[start]

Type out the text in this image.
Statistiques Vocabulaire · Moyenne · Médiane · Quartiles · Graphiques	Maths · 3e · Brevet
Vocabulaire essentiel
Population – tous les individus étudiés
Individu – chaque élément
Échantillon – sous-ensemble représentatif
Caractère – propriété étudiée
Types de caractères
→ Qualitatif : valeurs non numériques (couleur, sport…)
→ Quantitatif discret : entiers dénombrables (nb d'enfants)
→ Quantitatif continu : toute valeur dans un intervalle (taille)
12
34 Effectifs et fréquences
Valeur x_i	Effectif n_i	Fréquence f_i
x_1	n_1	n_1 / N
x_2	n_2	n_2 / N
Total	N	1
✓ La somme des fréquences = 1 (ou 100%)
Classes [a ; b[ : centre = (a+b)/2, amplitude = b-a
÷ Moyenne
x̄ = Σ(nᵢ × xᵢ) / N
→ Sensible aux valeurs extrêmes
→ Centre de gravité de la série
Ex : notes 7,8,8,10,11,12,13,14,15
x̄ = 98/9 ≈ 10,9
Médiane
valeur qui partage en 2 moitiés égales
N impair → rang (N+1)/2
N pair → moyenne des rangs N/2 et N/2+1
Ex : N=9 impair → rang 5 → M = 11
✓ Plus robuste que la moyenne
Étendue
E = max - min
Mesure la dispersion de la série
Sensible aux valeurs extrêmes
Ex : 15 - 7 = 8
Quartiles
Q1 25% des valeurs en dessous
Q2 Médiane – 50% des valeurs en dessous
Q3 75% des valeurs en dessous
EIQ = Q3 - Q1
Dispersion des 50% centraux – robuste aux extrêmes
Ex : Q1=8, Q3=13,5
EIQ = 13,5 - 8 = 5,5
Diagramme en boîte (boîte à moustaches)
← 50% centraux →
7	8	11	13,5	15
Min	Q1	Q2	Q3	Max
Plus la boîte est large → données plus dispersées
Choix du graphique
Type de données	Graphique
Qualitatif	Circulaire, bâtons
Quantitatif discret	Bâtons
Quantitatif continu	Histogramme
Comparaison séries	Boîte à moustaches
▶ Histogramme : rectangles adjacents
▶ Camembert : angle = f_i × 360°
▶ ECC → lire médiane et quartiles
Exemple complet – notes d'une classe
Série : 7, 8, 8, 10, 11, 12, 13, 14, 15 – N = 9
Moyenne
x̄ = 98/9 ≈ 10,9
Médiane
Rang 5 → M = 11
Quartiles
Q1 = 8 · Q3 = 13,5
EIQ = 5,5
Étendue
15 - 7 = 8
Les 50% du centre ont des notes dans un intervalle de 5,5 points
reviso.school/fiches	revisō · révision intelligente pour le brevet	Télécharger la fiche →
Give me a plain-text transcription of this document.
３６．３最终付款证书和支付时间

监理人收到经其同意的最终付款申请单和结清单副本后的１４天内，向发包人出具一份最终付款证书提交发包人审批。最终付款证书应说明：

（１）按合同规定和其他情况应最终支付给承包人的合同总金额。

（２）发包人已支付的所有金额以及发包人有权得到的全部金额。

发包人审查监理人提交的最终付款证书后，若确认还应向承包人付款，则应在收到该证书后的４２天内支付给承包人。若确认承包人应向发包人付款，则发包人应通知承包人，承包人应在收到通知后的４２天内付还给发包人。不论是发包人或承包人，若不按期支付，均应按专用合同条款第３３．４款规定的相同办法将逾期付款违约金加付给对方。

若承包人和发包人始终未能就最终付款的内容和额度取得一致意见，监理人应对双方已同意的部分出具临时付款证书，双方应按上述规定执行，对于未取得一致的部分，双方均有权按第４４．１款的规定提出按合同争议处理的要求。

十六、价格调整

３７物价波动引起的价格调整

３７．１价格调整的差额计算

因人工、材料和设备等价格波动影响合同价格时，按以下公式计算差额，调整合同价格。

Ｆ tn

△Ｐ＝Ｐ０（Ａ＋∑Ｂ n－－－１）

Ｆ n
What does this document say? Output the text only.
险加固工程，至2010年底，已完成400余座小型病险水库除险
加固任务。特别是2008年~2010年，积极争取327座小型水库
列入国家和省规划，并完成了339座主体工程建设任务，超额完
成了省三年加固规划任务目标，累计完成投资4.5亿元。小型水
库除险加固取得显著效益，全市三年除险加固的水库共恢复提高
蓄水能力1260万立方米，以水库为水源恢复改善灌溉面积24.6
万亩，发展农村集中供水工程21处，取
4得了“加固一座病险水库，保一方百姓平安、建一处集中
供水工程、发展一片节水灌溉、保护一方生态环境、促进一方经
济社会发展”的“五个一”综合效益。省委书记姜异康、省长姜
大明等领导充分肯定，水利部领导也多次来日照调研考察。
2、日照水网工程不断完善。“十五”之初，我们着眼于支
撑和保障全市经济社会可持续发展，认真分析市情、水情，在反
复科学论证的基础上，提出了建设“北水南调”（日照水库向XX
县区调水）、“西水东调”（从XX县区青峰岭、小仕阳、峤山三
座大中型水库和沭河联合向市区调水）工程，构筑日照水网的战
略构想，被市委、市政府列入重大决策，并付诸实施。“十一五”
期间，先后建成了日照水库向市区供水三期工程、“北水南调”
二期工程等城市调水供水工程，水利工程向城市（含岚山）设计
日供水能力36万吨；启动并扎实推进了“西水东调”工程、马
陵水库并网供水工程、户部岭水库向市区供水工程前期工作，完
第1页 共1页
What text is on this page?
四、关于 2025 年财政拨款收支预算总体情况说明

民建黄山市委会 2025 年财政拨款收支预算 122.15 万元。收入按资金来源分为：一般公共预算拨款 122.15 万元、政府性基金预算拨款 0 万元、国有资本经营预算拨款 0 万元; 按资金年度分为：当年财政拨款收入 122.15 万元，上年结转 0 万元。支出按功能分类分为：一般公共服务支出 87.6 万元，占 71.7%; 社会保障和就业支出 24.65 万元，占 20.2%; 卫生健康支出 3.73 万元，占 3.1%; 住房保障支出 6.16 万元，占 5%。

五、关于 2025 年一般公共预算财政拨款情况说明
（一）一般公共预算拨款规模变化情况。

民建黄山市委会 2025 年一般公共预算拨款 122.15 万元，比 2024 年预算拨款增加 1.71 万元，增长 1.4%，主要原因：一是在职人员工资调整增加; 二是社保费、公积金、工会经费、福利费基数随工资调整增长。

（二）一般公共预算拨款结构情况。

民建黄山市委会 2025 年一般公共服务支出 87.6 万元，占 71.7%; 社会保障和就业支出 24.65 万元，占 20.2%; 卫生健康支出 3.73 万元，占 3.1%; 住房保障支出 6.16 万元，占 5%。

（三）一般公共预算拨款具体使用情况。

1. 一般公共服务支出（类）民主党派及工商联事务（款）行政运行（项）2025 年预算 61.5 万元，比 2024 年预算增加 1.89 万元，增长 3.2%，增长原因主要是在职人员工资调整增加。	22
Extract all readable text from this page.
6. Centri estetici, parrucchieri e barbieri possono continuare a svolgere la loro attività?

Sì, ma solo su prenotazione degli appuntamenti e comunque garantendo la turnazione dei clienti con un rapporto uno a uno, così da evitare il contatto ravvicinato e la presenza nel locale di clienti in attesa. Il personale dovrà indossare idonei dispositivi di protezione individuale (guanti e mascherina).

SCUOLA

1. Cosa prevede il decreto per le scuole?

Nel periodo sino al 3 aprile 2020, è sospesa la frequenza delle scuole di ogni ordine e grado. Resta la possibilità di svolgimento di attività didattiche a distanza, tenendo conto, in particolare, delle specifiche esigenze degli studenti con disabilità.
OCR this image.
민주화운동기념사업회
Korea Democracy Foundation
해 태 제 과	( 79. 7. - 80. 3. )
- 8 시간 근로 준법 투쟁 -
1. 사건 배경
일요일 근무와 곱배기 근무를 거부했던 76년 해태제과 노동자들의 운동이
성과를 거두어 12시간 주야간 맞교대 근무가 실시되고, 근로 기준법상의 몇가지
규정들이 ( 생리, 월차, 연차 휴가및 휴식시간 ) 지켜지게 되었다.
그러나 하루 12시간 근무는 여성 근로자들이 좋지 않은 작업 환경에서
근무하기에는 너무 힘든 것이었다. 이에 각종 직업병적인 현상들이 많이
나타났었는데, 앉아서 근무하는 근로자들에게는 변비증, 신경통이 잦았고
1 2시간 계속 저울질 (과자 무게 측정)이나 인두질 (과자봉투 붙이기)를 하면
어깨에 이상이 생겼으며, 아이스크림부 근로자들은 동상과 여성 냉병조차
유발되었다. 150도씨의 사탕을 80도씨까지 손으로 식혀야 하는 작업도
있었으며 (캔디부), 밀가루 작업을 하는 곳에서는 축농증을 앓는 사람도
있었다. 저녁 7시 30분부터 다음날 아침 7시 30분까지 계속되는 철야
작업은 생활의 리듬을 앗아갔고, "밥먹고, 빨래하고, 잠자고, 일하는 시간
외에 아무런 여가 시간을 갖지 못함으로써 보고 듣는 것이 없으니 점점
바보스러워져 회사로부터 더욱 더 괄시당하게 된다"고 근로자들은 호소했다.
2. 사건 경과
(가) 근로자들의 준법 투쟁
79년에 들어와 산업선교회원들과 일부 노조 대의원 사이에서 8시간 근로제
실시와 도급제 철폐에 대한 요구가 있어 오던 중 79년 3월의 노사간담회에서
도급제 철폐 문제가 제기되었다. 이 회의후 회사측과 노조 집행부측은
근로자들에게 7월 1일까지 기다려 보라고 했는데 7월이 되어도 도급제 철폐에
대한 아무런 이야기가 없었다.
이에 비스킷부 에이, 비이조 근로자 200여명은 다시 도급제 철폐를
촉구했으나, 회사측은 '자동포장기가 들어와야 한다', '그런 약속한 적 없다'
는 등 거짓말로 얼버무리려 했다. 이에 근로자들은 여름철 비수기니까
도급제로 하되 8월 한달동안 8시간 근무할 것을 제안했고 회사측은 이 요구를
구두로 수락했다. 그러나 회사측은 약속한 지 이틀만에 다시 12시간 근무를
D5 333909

[end]

Exercise goal — Every line from the one holding "OCR this image." through the final line of the listing must be echoed exactly; leave out all other lines.

The completed task —
OCR this image.
민주화운동기념사업회
Korea Democracy Foundation
해 태 제 과	( 79. 7. - 80. 3. )
- 8 시간 근로 준법 투쟁 -
1. 사건 배경
일요일 근무와 곱배기 근무를 거부했던 76년 해태제과 노동자들의 운동이
성과를 거두어 12시간 주야간 맞교대 근무가 실시되고, 근로 기준법상의 몇가지
규정들이 ( 생리, 월차, 연차 휴가및 휴식시간 ) 지켜지게 되었다.
그러나 하루 12시간 근무는 여성 근로자들이 좋지 않은 작업 환경에서
근무하기에는 너무 힘든 것이었다. 이에 각종 직업병적인 현상들이 많이
나타났었는데, 앉아서 근무하는 근로자들에게는 변비증, 신경통이 잦았고
1 2시간 계속 저울질 (과자 무게 측정)이나 인두질 (과자봉투 붙이기)를 하면
어깨에 이상이 생겼으며, 아이스크림부 근로자들은 동상과 여성 냉병조차
유발되었다. 150도씨의 사탕을 80도씨까지 손으로 식혀야 하는 작업도
있었으며 (캔디부), 밀가루 작업을 하는 곳에서는 축농증을 앓는 사람도
있었다. 저녁 7시 30분부터 다음날 아침 7시 30분까지 계속되는 철야
작업은 생활의 리듬을 앗아갔고, "밥먹고, 빨래하고, 잠자고, 일하는 시간
외에 아무런 여가 시간을 갖지 못함으로써 보고 듣는 것이 없으니 점점
바보스러워져 회사로부터 더욱 더 괄시당하게 된다"고 근로자들은 호소했다.
2. 사건 경과
(가) 근로자들의 준법 투쟁
79년에 들어와 산업선교회원들과 일부 노조 대의원 사이에서 8시간 근로제
실시와 도급제 철폐에 대한 요구가 있어 오던 중 79년 3월의 노사간담회에서
도급제 철폐 문제가 제기되었다. 이 회의후 회사측과 노조 집행부측은
근로자들에게 7월 1일까지 기다려 보라고 했는데 7월이 되어도 도급제 철폐에
대한 아무런 이야기가 없었다.
이에 비스킷부 에이, 비이조 근로자 200여명은 다시 도급제 철폐를
촉구했으나, 회사측은 '자동포장기가 들어와야 한다', '그런 약속한 적 없다'
는 등 거짓말로 얼버무리려 했다. 이에 근로자들은 여름철 비수기니까
도급제로 하되 8월 한달동안 8시간 근무할 것을 제안했고 회사측은 이 요구를
구두로 수락했다. 그러나 회사측은 약속한 지 이틀만에 다시 12시간 근무를
D5 333909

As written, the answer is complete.